Goal: Consider the records below. How many of their lines include the word "NaHCO₃"? State the number and nothing else.

######

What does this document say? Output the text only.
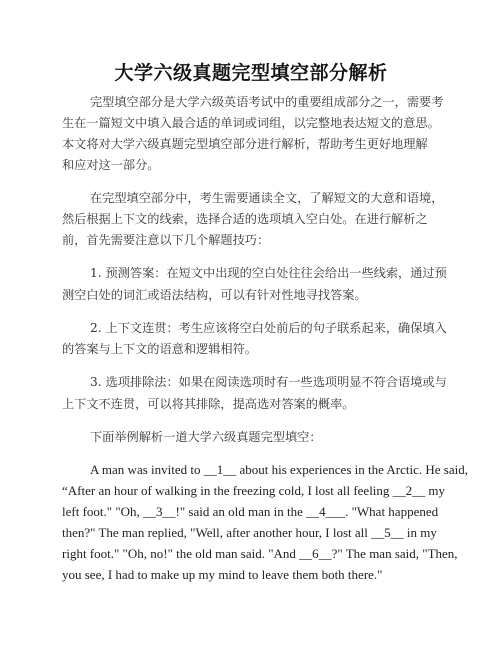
大学六级真题完型填空部分解析
完型填空部分是大学六级英语考试中的重要组成部分之一，需要考
生在一篇短文中填入最合适的单词或词组，以完整地表达短文的意思。
本文将对大学六级真题完型填空部分进行解析，帮助考生更好地理解
和应对这一部分。
在完型填空部分中，考生需要通读全文，了解短文的大意和语境，
然后根据上下文的线索，选择合适的选项填入空白处。在进行解析之
前，首先需要注意以下几个解题技巧：
1. 预测答案：在短文中出现的空白处往往会给出一些线索，通过预
测空白处的词汇或语法结构，可以有针对性地寻找答案。
2. 上下文连贯：考生应该将空白处前后的句子联系起来，确保填入
的答案与上下文的语意和逻辑相符。
3. 选项排除法：如果在阅读选项时有一些选项明显不符合语境或与
上下文不连贯，可以将其排除，提高选对答案的概率。
下面举例解析一道大学六级真题完型填空：
A man was invited to __1__ about his experiences in the Arctic. He said,
“After an hour of walking in the freezing cold, I lost all feeling __2__ my
left foot." "Oh, __3__!" said an old man in the __4___. "What happened
then?" The man replied, "Well, after another hour, I lost all __5__ in my
right foot." "Oh, no!" the old man said. "And __6__?" The man said, "Then,
you see, I had to make up my mind to leave them both there."
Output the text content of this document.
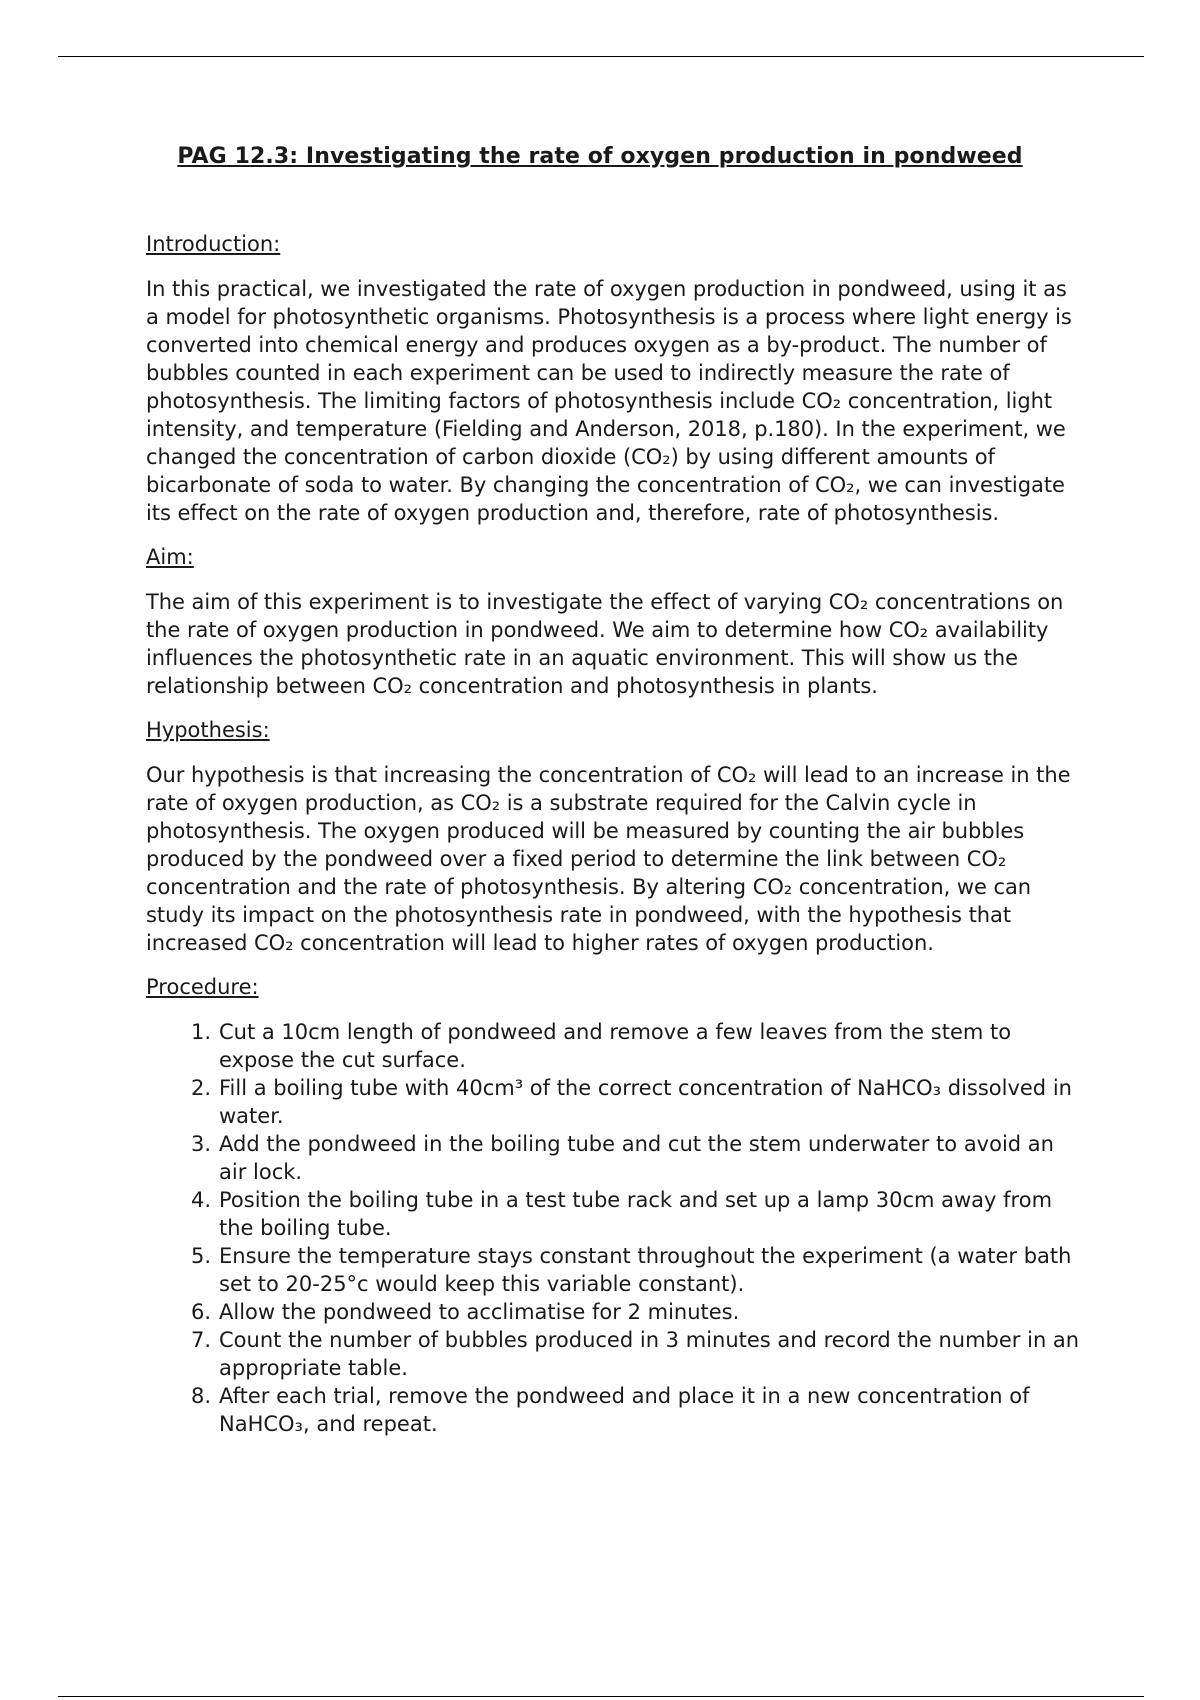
PAG 12.3: Investigating the rate of oxygen production in pondweed
Introduction:

In this practical, we investigated the rate of oxygen production in pondweed, using it as a model for photosynthetic organisms. Photosynthesis is a process where light energy is converted into chemical energy and produces oxygen as a by-product. The number of bubbles counted in each experiment can be used to indirectly measure the rate of photosynthesis. The limiting factors of photosynthesis include CO₂ concentration, light intensity, and temperature (Fielding and Anderson, 2018, p.180). In the experiment, we changed the concentration of carbon dioxide (CO₂) by using different amounts of bicarbonate of soda to water. By changing the concentration of CO₂, we can investigate its effect on the rate of oxygen production and, therefore, rate of photosynthesis.

Aim:

The aim of this experiment is to investigate the effect of varying CO₂ concentrations on the rate of oxygen production in pondweed. We aim to determine how CO₂ availability influences the photosynthetic rate in an aquatic environment. This will show us the relationship between CO₂ concentration and photosynthesis in plants.

Hypothesis:

Our hypothesis is that increasing the concentration of CO₂ will lead to an increase in the rate of oxygen production, as CO₂ is a substrate required for the Calvin cycle in photosynthesis. The oxygen produced will be measured by counting the air bubbles produced by the pondweed over a fixed period to determine the link between CO₂ concentration and the rate of photosynthesis. By altering CO₂ concentration, we can study its impact on the photosynthesis rate in pondweed, with the hypothesis that increased CO₂ concentration will lead to higher rates of oxygen production.

Procedure:
1. Cut a 10cm length of pondweed and remove a few leaves from the stem to expose the cut surface.
2. Fill a boiling tube with 40cm³ of the correct concentration of NaHCO₃ dissolved in water.
3. Add the pondweed in the boiling tube and cut the stem underwater to avoid an air lock.
4. Position the boiling tube in a test tube rack and set up a lamp 30cm away from the boiling tube.
5. Ensure the temperature stays constant throughout the experiment (a water bath set to 20-25°c would keep this variable constant).
6. Allow the pondweed to acclimatise for 2 minutes.
7. Count the number of bubbles produced in 3 minutes and record the number in an appropriate table.
8. After each trial, remove the pondweed and place it in a new concentration of NaHCO₃, and repeat.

######

Finished task: 2